**YOUR TASK:** Locate all lines with the word "Washington" and copy them out.

Figure data in JSON

** Start **

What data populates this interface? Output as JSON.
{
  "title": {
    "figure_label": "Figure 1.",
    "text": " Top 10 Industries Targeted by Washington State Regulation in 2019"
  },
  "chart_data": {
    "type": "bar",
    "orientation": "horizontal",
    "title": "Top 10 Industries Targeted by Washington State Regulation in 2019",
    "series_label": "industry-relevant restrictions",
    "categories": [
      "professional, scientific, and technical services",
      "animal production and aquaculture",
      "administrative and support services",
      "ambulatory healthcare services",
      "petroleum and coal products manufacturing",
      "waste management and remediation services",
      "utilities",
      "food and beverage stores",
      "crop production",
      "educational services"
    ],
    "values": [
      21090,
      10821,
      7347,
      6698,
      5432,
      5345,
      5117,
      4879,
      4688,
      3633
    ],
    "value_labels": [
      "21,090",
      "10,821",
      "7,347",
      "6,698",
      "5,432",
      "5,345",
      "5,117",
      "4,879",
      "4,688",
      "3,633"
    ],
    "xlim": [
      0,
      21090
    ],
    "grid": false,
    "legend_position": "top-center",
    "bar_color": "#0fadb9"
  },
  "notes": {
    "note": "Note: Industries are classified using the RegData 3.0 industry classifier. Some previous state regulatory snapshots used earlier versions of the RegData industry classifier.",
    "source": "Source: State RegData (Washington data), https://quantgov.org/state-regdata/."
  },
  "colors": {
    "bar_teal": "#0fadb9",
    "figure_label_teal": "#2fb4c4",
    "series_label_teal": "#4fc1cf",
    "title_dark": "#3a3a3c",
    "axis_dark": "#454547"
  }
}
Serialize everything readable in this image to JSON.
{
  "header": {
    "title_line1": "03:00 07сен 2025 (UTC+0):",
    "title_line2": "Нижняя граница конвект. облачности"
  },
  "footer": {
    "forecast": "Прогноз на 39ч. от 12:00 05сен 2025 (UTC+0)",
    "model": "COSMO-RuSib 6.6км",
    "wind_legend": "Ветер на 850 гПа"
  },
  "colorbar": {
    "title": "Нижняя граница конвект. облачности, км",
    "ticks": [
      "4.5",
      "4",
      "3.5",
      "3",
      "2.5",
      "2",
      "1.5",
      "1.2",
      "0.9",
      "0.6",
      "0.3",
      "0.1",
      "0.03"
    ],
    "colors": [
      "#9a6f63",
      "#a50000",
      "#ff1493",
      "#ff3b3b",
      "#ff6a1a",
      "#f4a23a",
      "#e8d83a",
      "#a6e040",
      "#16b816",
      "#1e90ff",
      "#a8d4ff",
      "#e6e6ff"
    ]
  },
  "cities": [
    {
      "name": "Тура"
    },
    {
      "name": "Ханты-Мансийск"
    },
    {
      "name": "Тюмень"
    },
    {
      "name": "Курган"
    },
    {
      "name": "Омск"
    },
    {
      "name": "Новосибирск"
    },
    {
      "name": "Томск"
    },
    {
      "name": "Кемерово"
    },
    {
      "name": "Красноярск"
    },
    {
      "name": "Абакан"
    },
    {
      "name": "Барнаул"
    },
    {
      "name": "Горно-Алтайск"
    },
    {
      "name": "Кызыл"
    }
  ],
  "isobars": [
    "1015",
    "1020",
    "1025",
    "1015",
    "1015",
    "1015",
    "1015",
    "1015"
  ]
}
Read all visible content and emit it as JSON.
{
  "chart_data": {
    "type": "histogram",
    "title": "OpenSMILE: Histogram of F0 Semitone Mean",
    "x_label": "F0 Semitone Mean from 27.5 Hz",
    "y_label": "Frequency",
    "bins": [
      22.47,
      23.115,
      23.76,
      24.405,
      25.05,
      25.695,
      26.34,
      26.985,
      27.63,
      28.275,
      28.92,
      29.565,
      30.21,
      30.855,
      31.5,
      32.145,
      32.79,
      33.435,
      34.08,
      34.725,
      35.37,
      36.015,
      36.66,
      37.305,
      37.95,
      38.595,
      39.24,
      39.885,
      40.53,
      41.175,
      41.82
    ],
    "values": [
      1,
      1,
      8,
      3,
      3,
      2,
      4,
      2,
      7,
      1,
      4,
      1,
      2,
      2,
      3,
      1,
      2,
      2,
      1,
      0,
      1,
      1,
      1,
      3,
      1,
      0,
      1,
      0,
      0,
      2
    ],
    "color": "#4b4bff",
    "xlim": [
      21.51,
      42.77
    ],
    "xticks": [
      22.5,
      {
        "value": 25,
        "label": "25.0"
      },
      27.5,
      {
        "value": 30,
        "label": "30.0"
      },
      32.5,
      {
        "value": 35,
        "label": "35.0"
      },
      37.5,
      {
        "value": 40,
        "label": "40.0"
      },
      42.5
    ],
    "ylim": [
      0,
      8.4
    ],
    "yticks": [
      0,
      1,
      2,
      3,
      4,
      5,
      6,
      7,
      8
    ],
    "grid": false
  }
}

** End **

**EXERCISE OUTPUT:**
    "text": " Top 10 Industries Targeted by Washington State Regulation in 2019"
    "title": "Top 10 Industries Targeted by Washington State Regulation in 2019",
    "source": "Source: State RegData (Washington data), https://quantgov.org/state-regdata/."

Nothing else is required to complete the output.